>> begin

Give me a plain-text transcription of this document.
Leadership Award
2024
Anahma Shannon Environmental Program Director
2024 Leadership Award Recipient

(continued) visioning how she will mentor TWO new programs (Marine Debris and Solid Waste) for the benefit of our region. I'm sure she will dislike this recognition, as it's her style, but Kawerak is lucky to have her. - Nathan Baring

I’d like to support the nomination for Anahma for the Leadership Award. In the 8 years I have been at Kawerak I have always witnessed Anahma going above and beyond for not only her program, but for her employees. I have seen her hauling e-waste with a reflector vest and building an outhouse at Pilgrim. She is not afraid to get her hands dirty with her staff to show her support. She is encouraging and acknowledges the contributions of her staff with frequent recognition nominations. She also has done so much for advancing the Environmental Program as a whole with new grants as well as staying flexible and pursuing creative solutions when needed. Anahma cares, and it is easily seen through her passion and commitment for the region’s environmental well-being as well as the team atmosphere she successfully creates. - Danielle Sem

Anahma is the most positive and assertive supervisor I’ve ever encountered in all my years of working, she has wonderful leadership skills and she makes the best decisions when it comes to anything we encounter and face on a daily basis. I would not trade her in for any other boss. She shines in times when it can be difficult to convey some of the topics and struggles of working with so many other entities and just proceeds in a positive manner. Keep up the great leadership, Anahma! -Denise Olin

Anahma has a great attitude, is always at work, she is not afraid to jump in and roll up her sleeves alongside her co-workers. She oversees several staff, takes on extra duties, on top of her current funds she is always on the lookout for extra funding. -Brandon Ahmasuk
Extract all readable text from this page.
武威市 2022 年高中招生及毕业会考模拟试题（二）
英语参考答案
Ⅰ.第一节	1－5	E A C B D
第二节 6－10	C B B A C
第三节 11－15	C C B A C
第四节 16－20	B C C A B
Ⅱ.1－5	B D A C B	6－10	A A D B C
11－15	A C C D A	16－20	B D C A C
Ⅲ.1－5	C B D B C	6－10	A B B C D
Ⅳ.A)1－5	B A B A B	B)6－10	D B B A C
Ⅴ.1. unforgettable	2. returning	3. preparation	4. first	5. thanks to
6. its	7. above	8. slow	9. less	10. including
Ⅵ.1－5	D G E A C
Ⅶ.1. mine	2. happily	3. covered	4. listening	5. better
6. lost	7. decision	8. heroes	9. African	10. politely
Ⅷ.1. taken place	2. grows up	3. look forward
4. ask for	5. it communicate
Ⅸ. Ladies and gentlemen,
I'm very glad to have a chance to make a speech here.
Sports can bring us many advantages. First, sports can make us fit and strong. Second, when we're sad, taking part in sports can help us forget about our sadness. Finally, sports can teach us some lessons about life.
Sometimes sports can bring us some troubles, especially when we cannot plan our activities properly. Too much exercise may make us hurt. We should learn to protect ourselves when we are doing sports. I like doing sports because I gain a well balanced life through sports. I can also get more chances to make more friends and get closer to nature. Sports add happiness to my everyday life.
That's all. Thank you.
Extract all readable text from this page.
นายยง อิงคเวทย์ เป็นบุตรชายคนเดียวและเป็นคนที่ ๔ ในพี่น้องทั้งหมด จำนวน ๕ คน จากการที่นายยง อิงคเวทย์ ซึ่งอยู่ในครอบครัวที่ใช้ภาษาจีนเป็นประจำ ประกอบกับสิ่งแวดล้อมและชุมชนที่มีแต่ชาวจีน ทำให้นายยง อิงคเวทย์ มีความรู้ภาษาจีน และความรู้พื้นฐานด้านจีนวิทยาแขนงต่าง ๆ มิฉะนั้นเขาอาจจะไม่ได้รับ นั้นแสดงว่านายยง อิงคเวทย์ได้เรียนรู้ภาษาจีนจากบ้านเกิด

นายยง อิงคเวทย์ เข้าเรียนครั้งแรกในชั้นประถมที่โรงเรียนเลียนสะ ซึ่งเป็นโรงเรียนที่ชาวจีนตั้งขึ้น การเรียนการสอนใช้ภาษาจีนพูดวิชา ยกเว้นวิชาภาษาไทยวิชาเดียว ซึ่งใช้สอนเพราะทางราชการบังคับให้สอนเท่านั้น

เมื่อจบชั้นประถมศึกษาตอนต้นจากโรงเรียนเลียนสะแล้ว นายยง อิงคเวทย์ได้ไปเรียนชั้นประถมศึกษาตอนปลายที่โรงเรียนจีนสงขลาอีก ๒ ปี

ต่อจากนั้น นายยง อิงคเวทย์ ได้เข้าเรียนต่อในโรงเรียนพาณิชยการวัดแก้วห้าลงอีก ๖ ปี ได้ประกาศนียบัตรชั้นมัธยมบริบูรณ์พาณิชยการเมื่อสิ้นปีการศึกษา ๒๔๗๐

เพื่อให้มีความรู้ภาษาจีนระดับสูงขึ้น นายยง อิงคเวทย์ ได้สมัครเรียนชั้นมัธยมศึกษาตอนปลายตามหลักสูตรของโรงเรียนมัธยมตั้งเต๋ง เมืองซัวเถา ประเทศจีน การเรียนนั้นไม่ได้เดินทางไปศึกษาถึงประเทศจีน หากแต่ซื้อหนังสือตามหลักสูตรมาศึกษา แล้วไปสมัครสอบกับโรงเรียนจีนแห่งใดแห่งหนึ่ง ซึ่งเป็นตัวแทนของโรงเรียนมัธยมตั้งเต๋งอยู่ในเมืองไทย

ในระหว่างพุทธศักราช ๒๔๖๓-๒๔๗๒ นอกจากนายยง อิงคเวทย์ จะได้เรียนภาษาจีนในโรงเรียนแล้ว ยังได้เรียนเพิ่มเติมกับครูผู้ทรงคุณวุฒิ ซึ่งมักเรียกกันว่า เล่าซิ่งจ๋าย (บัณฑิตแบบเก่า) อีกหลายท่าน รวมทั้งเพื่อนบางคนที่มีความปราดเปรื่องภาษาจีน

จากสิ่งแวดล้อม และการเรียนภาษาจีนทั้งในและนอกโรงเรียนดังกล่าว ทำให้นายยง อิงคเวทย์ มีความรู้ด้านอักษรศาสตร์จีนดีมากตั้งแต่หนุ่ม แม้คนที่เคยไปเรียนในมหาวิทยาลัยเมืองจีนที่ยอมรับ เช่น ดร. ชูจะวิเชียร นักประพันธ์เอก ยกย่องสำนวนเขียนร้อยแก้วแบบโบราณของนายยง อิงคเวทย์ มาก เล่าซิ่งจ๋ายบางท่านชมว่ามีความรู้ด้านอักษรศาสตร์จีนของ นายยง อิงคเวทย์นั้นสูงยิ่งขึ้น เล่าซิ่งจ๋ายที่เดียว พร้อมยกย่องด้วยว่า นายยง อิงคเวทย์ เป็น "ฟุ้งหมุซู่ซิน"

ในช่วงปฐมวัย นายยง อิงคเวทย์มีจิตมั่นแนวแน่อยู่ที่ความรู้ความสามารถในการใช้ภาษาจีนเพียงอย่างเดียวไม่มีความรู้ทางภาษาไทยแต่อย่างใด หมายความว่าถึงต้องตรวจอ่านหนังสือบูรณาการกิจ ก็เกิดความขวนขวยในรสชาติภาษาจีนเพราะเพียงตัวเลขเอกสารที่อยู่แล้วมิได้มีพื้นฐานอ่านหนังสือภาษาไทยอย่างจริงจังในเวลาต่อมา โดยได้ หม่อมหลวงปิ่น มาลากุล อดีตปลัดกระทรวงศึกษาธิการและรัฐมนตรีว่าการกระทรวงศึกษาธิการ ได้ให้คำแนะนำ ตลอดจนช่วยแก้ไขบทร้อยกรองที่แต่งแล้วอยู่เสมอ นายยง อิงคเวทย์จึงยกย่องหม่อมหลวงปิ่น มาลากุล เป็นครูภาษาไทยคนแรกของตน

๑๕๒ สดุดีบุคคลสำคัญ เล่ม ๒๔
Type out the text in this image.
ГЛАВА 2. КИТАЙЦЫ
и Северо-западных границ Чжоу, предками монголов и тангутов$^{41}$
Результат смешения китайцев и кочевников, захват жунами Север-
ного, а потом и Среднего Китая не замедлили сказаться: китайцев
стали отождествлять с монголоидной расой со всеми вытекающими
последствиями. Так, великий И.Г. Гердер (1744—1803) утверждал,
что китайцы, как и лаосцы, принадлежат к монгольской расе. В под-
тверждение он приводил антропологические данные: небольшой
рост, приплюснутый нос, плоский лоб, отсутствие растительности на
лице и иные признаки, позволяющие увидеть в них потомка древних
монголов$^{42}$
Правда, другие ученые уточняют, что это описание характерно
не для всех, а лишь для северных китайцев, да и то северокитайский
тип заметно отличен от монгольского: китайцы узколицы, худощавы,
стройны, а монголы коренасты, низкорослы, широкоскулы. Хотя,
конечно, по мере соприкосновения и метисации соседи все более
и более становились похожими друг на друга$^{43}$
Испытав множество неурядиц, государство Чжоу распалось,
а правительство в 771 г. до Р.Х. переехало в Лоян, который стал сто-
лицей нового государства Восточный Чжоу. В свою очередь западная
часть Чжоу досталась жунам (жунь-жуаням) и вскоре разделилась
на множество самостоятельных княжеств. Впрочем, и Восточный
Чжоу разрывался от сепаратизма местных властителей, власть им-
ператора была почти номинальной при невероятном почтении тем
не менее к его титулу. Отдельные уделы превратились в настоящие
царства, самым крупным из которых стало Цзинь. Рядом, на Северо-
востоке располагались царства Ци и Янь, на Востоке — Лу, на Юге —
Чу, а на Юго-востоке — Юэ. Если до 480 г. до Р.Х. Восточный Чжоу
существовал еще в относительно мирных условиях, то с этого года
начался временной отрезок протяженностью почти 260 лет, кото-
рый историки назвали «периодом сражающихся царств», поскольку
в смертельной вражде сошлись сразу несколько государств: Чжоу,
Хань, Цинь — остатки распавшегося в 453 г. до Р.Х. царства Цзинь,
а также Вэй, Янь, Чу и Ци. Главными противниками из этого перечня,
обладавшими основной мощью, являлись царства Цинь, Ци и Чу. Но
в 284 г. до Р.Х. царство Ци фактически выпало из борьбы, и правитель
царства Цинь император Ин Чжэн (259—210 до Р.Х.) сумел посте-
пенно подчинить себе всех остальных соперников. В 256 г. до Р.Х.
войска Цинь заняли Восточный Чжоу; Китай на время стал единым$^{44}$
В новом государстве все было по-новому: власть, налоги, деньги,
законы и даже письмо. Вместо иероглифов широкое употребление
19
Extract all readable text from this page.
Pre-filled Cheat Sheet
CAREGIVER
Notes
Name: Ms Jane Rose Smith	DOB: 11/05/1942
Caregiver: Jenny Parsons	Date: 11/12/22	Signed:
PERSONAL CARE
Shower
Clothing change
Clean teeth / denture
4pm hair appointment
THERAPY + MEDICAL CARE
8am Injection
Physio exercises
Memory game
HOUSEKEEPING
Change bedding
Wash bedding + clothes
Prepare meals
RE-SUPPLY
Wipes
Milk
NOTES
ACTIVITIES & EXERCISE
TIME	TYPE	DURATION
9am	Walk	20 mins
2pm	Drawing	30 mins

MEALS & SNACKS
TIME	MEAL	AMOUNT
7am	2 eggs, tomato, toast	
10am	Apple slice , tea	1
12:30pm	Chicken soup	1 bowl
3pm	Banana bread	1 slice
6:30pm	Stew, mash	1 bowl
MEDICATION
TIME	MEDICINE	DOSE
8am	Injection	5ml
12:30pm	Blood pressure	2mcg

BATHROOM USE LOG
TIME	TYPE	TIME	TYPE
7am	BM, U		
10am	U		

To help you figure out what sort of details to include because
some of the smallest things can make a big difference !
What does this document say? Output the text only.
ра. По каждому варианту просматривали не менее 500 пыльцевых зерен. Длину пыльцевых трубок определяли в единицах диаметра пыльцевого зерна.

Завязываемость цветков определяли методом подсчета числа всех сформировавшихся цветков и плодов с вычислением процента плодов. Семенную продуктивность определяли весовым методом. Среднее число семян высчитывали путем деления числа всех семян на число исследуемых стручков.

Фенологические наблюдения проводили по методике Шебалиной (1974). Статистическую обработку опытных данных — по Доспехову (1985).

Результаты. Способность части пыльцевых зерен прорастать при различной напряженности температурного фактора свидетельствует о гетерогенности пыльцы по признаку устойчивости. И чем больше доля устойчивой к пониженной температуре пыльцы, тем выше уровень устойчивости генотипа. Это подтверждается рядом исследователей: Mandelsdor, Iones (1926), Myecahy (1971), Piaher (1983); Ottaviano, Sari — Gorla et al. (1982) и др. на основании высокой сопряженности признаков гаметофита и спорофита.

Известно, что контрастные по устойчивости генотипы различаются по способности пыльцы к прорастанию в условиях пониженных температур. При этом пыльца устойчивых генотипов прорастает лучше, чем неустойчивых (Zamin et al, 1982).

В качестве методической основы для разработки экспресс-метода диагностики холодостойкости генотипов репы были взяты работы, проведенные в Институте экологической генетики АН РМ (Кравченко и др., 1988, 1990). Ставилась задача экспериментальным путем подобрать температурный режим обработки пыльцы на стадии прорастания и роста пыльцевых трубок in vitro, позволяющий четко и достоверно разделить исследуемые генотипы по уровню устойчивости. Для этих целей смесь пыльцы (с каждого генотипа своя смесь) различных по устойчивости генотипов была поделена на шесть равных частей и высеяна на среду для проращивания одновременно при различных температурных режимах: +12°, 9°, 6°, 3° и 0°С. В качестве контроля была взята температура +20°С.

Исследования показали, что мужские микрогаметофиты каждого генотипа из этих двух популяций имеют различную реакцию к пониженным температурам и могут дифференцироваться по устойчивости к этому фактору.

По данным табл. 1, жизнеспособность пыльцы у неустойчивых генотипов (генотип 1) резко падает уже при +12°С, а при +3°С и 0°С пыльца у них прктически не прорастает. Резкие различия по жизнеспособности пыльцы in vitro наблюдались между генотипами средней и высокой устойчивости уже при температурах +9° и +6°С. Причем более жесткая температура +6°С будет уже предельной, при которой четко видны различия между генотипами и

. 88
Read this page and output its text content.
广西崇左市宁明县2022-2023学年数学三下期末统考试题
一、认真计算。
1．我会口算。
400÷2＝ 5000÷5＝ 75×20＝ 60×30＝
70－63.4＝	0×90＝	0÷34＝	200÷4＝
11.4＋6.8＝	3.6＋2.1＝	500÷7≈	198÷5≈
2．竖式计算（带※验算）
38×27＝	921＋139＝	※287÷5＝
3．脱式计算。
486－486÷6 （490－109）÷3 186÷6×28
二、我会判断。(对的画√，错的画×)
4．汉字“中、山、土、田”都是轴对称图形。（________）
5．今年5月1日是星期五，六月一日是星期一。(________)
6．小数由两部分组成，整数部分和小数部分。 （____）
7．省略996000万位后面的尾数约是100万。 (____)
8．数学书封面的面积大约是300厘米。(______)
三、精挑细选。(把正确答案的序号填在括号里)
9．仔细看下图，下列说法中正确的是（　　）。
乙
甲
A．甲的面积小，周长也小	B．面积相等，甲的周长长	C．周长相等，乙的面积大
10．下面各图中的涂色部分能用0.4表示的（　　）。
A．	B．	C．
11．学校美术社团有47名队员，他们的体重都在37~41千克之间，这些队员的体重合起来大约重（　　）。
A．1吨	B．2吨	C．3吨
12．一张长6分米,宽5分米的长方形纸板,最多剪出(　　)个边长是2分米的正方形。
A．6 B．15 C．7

>> end

● **Your objective**
Only lines with the word "менее" should be collected from the material.

● **Answer for the task**
не менее к его титулу. Отдельные уделы превратились в настоящие
ра. По каждому варианту просматривали не менее 500 пыльцевых зерен. Длину пыльцевых трубок определяли в единицах диаметра пыльцевого зерна.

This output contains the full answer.